Reproduce the listing below without changes, except that pictures are left out.

Dataset records:
────────────────

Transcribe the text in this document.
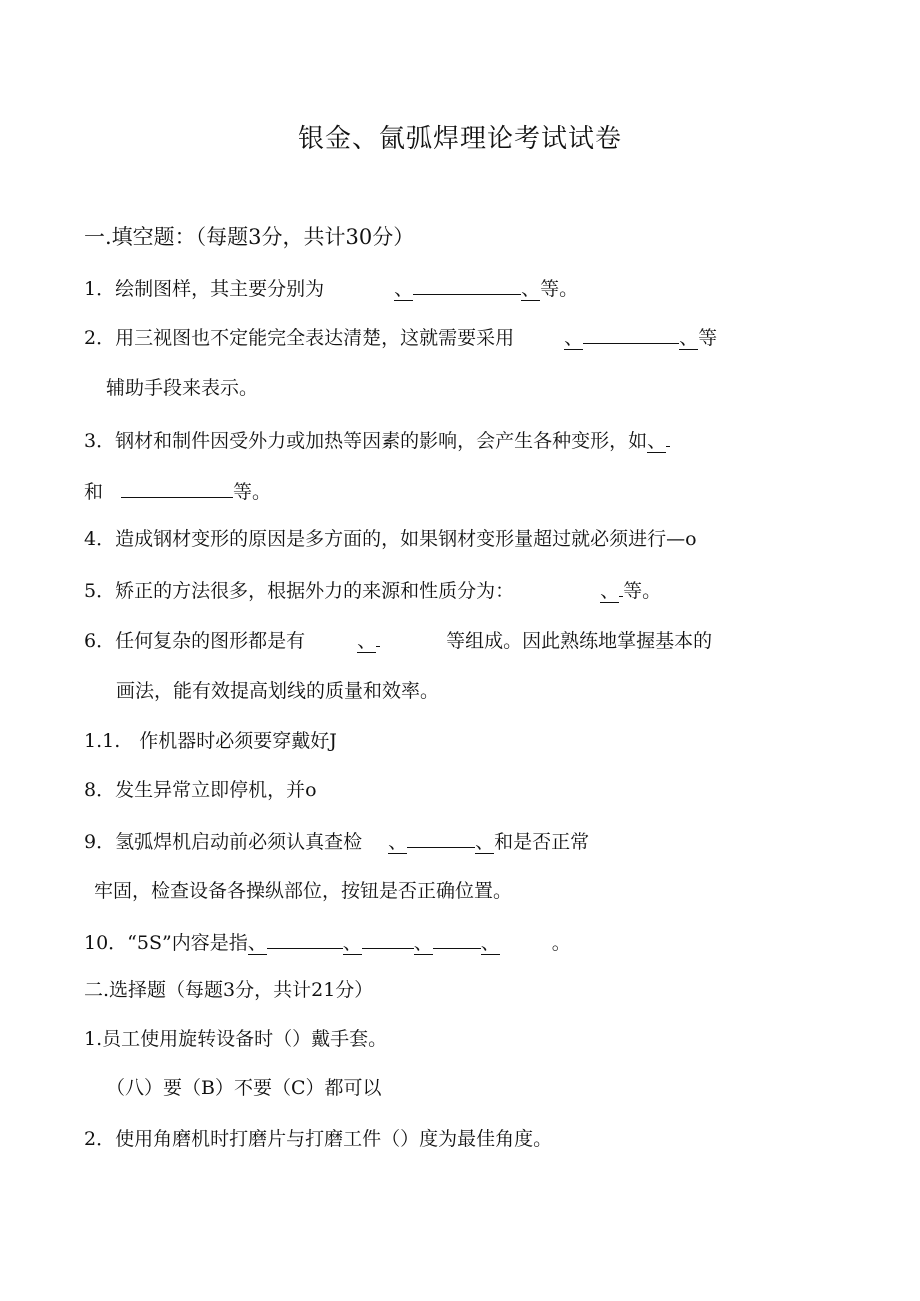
银金、氤弧焊理论考试试卷
一.填空题：（每题3分，共计30分）
1．绘制图样，其主要分别为	、	、等。
2．用三视图也不定能完全表达清楚，这就需要采用	、	、等
辅助手段来表示。
3．钢材和制件因受外力或加热等因素的影响，会产生各种变形，如、
和	等。
4．造成钢材变形的原因是多方面的，如果钢材变形量超过就必须进行—o
5．矫正的方法很多，根据外力的来源和性质分为：	、 等。
6．任何复杂的图形都是有	、	等组成。因此熟练地掌握基本的
画法，能有效提高划线的质量和效率。
1.1.　作机器时必须要穿戴好J
8．发生异常立即停机，并o
9．氢弧焊机启动前必须认真查检 、	、和是否正常
牢固，检查设备各操纵部位，按钮是否正确位置。
10．“5S”内容是指、	、	、	、	。
二.选择题（每题3分，共计21分）
1.员工使用旋转设备时（）戴手套。
（八）要（B）不要（C）都可以
2．使用角磨机时打磨片与打磨工件（）度为最佳角度。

────────────────

## Correct answer
Transcribe the text in this document.
银金、氤弧焊理论考试试卷
一.填空题：（每题3分，共计30分）
1．绘制图样，其主要分别为	、	、等。
2．用三视图也不定能完全表达清楚，这就需要采用	、	、等
辅助手段来表示。
3．钢材和制件因受外力或加热等因素的影响，会产生各种变形，如、
和	等。
4．造成钢材变形的原因是多方面的，如果钢材变形量超过就必须进行—o
5．矫正的方法很多，根据外力的来源和性质分为：	、 等。
6．任何复杂的图形都是有	、	等组成。因此熟练地掌握基本的
画法，能有效提高划线的质量和效率。
1.1.　作机器时必须要穿戴好J
8．发生异常立即停机，并o
9．氢弧焊机启动前必须认真查检 、	、和是否正常
牢固，检查设备各操纵部位，按钮是否正确位置。
10．“5S”内容是指、	、	、	、	。
二.选择题（每题3分，共计21分）
1.员工使用旋转设备时（）戴手套。
（八）要（B）不要（C）都可以
2．使用角磨机时打磨片与打磨工件（）度为最佳角度。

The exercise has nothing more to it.